■ **INPUT DATA**
• • • • • • •

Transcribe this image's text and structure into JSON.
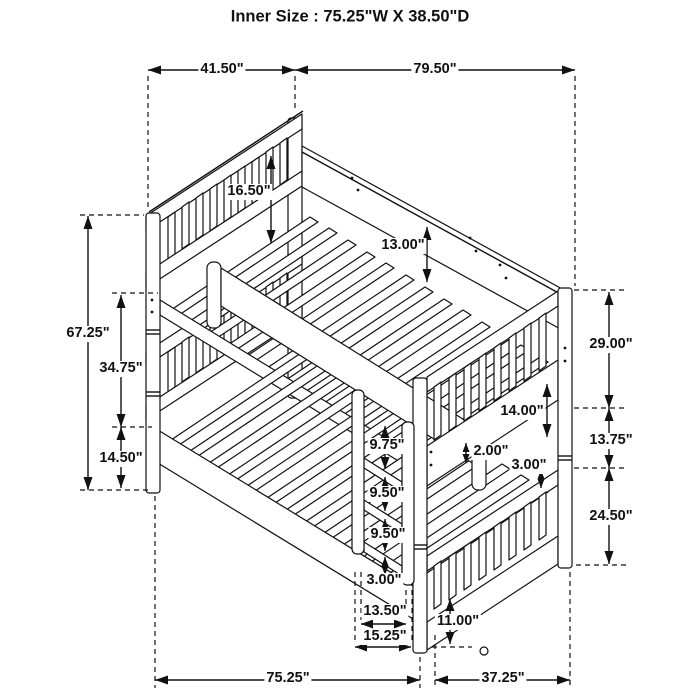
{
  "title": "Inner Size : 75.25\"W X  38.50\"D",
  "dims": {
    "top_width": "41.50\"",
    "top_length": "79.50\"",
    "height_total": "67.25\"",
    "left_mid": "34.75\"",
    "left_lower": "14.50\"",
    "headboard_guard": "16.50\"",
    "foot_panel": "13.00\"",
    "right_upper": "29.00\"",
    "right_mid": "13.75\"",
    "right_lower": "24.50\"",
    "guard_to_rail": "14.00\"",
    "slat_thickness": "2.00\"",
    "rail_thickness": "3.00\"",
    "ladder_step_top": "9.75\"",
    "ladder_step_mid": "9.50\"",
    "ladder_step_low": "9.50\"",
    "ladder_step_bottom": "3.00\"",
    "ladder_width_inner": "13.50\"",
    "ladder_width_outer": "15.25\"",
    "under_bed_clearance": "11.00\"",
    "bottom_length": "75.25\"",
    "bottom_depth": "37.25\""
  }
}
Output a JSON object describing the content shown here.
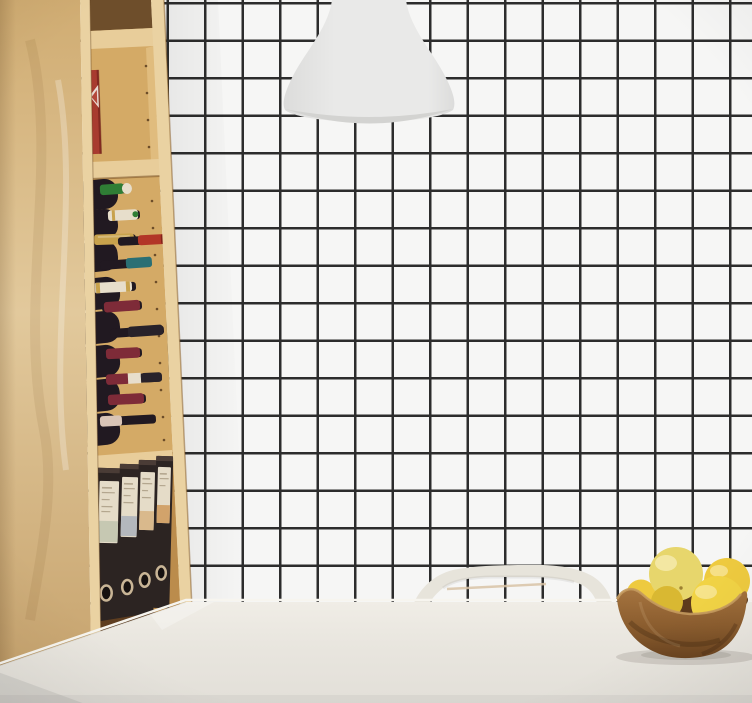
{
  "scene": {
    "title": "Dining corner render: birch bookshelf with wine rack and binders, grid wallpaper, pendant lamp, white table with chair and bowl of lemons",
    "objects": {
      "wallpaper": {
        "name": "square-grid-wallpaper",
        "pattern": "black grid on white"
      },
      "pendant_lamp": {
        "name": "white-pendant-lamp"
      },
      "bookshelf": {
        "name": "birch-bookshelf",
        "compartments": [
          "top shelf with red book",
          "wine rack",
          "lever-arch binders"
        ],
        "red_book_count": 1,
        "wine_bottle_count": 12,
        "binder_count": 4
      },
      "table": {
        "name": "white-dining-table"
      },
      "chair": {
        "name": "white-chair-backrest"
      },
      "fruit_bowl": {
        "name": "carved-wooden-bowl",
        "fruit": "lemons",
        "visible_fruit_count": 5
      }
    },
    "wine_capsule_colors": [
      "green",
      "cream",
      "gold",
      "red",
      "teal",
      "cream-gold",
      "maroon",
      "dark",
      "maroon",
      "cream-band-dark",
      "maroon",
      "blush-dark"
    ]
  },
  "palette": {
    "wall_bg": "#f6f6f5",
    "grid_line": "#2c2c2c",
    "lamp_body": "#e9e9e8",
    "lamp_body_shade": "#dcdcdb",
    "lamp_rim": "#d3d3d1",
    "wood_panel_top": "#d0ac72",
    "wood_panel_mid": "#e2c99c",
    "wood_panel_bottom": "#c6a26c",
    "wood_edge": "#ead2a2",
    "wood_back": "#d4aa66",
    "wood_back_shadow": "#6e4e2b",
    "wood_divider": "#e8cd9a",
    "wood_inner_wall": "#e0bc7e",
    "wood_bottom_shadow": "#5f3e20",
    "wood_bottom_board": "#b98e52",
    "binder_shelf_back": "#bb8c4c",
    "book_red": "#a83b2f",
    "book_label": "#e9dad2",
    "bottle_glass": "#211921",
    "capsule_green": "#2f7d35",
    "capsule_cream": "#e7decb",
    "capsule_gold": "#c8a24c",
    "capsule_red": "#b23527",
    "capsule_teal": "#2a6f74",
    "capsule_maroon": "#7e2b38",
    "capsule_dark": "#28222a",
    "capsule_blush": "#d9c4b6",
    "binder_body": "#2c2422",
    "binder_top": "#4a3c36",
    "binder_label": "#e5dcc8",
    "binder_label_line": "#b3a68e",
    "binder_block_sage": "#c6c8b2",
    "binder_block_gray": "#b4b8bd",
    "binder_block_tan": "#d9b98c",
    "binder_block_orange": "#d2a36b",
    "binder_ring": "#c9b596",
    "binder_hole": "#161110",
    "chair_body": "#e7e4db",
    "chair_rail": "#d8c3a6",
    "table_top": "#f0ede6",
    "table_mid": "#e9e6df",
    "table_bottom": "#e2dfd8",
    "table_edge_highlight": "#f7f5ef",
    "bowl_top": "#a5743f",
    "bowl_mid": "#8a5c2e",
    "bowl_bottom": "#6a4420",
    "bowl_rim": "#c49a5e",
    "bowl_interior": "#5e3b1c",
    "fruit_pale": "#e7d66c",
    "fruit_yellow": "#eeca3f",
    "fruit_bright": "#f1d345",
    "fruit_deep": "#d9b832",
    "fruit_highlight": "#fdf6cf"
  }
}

• • • • • • •

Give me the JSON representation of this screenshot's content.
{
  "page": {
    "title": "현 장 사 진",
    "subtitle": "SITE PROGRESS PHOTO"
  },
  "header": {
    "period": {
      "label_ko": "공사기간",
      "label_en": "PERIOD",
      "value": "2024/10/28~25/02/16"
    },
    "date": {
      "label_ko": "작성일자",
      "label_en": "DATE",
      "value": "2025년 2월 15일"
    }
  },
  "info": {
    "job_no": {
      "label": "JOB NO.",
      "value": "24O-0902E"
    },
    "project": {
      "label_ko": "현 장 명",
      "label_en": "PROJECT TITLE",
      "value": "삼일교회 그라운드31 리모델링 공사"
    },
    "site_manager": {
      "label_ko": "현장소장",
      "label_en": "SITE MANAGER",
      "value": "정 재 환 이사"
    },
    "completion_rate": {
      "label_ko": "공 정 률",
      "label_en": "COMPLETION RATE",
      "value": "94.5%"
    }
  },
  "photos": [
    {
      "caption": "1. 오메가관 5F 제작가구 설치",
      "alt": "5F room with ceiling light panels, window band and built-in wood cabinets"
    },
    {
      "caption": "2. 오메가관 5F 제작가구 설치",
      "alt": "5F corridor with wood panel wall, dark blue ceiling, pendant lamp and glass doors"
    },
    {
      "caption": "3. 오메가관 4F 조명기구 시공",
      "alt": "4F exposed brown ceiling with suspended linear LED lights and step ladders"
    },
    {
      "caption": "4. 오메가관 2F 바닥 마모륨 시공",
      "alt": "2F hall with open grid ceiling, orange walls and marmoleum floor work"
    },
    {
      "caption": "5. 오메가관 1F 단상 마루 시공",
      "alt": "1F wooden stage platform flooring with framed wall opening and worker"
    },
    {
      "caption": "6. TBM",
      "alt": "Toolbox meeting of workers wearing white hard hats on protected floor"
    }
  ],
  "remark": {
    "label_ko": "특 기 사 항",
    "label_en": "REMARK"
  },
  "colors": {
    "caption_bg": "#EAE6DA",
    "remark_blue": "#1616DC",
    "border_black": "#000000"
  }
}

• • • • • • •

■ **STATED TASK**
From the data, collect all lines where the string "제작가구" appears.

■ **WRITTEN REPLY**
      "caption": "1. 오메가관 5F 제작가구 설치",
      "caption": "2. 오메가관 5F 제작가구 설치",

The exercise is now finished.